## Begin
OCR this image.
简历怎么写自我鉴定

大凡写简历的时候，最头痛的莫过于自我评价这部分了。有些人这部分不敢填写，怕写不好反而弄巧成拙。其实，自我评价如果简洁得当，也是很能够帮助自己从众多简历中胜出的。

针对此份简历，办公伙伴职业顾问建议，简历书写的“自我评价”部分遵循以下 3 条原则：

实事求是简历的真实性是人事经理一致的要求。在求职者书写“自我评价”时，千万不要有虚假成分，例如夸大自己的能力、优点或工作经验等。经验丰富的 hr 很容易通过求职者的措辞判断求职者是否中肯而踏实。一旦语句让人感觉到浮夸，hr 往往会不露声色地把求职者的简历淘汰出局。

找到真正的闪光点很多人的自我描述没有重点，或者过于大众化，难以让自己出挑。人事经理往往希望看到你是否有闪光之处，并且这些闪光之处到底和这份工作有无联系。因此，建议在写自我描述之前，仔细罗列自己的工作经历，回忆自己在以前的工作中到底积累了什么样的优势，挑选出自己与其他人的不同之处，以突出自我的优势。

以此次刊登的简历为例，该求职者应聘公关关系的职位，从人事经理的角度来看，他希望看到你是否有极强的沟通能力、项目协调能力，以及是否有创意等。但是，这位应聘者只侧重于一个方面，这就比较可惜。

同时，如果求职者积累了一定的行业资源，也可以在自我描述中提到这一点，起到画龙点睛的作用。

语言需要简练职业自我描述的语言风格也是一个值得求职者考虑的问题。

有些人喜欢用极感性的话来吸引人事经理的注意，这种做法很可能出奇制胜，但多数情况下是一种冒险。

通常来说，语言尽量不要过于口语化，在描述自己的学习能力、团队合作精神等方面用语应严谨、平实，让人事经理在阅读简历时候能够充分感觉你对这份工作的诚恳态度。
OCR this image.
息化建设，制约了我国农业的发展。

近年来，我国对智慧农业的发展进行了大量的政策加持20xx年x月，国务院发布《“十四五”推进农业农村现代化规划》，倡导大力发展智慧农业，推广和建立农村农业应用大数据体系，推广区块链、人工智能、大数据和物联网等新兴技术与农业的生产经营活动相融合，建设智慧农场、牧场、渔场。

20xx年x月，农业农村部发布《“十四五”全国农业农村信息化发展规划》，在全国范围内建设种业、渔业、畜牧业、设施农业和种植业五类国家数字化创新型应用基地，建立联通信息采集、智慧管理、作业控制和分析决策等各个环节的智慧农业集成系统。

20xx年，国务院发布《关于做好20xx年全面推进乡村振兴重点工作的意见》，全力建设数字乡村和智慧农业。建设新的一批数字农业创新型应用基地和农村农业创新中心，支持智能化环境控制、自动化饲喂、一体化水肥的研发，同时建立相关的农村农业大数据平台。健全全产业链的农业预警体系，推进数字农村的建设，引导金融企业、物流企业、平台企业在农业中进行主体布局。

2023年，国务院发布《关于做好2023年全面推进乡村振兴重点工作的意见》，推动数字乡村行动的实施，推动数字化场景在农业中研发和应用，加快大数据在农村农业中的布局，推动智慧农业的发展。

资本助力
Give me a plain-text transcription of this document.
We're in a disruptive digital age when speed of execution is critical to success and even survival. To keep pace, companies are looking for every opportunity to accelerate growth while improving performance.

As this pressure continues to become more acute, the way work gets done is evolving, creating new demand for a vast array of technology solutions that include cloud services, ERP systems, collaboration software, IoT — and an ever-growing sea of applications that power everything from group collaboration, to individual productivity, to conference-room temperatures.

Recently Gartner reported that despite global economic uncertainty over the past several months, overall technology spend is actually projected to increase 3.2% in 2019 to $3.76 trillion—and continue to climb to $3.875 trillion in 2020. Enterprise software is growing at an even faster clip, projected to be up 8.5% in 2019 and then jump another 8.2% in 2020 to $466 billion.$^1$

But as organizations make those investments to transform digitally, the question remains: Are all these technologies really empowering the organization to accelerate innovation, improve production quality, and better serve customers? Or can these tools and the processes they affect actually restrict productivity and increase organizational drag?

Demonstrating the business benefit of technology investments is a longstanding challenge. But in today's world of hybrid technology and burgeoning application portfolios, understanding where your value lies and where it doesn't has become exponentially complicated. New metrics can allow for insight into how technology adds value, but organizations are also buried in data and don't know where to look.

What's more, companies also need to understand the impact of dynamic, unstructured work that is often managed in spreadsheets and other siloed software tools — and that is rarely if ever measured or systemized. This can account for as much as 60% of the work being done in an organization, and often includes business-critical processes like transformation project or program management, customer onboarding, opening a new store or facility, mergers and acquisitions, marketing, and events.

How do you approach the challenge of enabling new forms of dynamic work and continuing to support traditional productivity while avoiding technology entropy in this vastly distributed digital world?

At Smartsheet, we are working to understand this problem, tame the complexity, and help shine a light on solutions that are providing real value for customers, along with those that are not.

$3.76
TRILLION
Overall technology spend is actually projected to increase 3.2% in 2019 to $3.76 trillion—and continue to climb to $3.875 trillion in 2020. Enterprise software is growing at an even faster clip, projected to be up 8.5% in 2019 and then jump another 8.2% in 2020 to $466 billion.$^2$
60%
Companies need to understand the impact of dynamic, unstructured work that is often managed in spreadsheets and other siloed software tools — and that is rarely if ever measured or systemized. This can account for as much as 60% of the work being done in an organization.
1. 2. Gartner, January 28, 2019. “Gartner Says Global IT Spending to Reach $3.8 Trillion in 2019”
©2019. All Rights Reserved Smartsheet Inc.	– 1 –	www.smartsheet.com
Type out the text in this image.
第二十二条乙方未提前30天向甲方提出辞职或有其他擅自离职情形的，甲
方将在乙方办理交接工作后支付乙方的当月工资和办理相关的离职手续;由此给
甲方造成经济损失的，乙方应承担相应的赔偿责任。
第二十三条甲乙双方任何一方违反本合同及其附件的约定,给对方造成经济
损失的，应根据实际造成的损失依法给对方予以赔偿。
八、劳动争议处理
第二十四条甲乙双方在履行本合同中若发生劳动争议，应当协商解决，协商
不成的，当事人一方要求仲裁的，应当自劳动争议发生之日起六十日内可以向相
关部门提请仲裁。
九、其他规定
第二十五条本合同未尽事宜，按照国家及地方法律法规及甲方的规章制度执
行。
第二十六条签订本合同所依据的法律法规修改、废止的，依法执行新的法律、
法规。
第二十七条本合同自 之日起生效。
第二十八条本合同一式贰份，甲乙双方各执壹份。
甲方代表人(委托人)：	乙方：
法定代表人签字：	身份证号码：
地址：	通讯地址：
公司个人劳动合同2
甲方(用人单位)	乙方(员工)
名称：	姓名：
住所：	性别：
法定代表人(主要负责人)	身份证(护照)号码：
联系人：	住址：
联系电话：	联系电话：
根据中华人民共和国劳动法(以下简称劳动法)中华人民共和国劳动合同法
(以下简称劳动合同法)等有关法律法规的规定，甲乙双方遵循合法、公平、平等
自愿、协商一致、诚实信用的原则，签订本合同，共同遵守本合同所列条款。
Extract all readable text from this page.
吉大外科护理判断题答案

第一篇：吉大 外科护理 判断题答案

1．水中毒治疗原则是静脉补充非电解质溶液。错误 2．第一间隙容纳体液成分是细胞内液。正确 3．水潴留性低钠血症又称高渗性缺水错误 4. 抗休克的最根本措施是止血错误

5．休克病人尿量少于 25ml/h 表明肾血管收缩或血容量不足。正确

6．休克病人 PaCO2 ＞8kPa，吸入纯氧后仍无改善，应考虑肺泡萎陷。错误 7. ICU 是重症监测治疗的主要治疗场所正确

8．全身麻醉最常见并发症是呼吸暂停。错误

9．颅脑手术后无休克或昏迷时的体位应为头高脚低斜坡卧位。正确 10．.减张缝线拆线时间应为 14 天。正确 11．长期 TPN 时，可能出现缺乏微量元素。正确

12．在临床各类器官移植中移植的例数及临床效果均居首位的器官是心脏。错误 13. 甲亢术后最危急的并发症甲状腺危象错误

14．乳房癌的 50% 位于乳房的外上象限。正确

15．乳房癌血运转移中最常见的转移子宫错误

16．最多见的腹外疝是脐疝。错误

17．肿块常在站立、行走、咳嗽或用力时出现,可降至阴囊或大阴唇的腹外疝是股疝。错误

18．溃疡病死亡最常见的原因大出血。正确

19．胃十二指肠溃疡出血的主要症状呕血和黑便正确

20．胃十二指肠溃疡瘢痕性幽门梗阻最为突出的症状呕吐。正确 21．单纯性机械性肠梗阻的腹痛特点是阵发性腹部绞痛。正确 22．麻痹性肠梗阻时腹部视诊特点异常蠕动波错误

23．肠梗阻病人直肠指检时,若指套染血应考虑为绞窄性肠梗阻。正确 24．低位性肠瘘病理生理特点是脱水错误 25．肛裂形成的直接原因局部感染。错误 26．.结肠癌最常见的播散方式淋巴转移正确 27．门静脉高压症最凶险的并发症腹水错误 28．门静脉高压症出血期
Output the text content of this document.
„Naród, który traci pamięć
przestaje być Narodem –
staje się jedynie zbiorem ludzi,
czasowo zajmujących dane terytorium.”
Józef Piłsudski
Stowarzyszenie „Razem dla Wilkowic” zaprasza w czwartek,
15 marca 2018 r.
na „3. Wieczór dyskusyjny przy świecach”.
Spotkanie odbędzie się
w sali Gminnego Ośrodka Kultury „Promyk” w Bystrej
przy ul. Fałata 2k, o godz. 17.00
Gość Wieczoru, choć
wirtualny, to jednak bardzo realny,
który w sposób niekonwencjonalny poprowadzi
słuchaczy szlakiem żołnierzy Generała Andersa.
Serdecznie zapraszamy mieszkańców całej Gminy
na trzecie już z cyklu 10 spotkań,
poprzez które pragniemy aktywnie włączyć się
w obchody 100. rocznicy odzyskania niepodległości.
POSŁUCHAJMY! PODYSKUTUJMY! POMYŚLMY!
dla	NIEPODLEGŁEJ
## End
Exercise description. Report every line containing the word "text" from the listing above.

Final answer.
Give me a plain-text transcription of this document.
Type out the text in this image.
Extract all readable text from this page.
Output the text content of this document.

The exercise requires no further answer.